▶ _What this task involves_
Reply with one number only: the count of lines below that contain the word "screenshot".

--- start of Records to use ---

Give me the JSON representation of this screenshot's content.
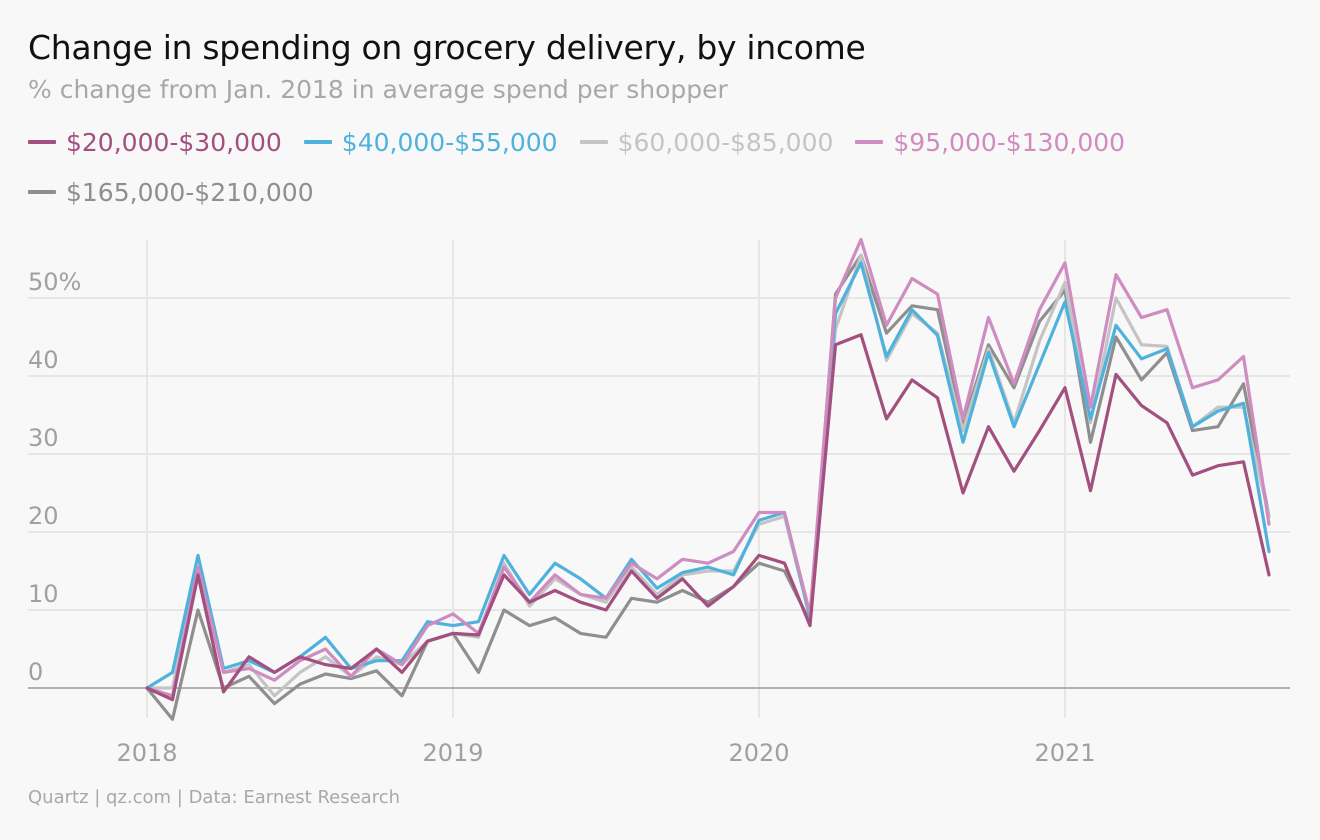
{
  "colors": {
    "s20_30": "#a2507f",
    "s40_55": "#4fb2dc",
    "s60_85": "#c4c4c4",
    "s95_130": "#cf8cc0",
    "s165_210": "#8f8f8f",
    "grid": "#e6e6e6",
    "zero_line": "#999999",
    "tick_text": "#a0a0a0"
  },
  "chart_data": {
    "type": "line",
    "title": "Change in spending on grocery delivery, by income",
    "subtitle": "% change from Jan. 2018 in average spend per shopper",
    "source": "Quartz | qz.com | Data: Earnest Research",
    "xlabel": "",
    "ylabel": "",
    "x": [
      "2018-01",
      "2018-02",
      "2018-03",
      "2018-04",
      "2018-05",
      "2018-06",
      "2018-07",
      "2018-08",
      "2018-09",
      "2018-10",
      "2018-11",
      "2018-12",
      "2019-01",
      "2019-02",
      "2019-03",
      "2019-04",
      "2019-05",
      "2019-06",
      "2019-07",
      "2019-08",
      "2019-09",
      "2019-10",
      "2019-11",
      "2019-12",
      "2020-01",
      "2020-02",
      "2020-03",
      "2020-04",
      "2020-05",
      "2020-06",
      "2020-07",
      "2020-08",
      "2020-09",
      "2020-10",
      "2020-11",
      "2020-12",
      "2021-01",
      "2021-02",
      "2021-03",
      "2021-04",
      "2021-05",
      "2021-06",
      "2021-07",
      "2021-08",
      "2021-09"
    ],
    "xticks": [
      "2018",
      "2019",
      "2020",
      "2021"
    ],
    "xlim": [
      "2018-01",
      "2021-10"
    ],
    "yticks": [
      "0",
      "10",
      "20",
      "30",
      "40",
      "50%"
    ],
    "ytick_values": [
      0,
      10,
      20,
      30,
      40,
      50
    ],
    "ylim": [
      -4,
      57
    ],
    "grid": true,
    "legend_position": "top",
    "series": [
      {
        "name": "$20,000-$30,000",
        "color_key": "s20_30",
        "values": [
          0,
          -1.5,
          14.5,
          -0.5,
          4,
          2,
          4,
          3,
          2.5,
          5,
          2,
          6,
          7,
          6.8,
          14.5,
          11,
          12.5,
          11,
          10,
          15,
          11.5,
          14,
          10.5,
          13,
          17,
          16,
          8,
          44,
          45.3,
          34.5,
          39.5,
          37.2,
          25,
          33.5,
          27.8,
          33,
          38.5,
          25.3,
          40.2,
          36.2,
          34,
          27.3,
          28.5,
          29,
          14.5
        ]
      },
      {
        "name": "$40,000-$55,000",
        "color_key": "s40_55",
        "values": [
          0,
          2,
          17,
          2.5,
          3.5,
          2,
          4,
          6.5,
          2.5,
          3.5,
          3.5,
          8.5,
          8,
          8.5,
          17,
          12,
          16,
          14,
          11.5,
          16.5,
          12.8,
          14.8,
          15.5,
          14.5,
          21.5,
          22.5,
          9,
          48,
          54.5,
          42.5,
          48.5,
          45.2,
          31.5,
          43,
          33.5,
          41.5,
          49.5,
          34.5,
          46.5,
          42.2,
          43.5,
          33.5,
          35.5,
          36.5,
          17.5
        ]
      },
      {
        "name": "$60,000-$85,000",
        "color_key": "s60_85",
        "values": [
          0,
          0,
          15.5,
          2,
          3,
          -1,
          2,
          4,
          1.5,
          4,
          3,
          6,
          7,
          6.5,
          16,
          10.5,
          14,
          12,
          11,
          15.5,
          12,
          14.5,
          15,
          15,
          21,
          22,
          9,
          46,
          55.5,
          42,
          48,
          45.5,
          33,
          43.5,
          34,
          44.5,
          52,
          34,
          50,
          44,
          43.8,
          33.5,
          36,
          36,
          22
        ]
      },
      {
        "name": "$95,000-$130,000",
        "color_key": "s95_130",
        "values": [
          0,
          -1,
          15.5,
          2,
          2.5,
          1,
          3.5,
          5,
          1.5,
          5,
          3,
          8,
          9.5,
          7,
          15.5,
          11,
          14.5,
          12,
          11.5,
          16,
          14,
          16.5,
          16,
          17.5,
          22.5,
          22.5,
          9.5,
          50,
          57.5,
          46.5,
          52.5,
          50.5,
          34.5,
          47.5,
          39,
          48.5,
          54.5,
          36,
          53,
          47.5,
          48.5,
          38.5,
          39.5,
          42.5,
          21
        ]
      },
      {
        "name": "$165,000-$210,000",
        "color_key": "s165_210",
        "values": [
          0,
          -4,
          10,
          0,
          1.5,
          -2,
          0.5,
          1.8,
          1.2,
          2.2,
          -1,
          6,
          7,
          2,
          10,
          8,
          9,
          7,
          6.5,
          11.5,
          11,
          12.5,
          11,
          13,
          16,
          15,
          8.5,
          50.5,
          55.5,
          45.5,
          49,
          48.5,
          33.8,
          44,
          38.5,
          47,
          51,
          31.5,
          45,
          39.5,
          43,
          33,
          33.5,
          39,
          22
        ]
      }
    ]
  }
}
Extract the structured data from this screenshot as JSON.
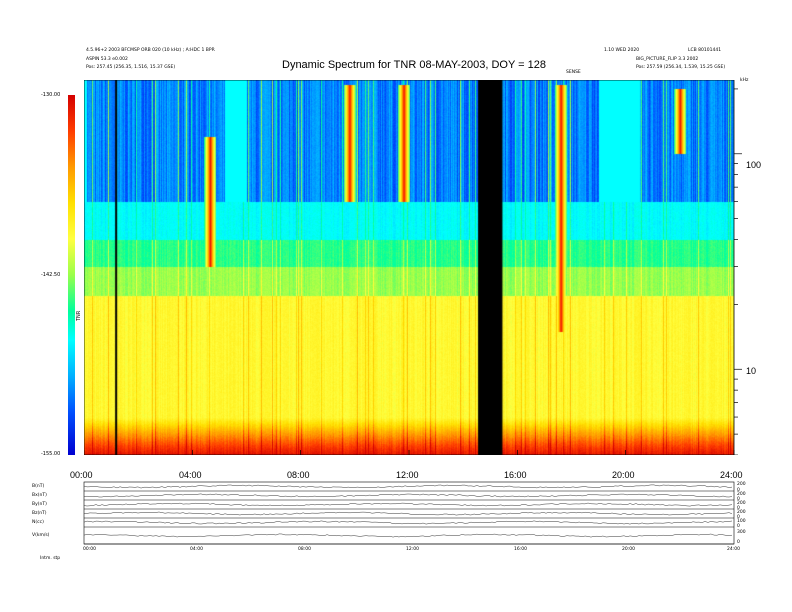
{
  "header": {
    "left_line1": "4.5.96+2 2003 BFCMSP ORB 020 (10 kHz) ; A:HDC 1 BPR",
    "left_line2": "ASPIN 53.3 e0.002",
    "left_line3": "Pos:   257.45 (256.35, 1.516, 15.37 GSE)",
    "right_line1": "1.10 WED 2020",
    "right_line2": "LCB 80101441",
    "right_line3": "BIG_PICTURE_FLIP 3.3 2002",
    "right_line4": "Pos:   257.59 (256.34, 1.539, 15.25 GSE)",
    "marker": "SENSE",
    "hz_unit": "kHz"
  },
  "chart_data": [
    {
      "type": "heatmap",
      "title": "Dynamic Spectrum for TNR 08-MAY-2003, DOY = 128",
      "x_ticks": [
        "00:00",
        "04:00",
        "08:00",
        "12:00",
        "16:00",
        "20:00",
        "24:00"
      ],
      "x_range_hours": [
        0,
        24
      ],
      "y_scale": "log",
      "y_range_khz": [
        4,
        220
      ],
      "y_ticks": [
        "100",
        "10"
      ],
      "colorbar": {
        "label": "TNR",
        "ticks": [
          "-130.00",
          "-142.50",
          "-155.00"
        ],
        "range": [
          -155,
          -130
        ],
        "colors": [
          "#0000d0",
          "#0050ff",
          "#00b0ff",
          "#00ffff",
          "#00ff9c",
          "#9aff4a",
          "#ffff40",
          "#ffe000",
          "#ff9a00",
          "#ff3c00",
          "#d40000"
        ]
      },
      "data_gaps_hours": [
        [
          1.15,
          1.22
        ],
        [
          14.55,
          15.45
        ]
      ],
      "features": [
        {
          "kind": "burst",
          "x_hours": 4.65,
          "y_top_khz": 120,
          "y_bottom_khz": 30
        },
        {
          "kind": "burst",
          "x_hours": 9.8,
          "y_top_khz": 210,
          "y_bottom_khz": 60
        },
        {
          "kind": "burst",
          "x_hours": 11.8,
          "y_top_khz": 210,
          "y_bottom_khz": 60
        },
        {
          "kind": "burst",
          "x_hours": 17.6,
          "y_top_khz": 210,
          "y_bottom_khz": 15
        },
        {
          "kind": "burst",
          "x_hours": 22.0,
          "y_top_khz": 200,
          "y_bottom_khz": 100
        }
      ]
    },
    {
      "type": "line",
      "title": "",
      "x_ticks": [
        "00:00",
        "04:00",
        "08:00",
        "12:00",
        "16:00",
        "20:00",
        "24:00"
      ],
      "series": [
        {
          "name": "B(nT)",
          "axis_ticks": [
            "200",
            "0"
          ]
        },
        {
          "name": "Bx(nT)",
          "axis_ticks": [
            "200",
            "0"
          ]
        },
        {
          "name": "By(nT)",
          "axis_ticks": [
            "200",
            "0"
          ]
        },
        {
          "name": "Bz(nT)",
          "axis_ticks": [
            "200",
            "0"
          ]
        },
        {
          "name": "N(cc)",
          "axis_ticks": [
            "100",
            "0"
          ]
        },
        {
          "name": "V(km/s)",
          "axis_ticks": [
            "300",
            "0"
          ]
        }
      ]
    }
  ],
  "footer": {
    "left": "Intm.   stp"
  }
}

--- end of Records to use ---

▶ _The response_
2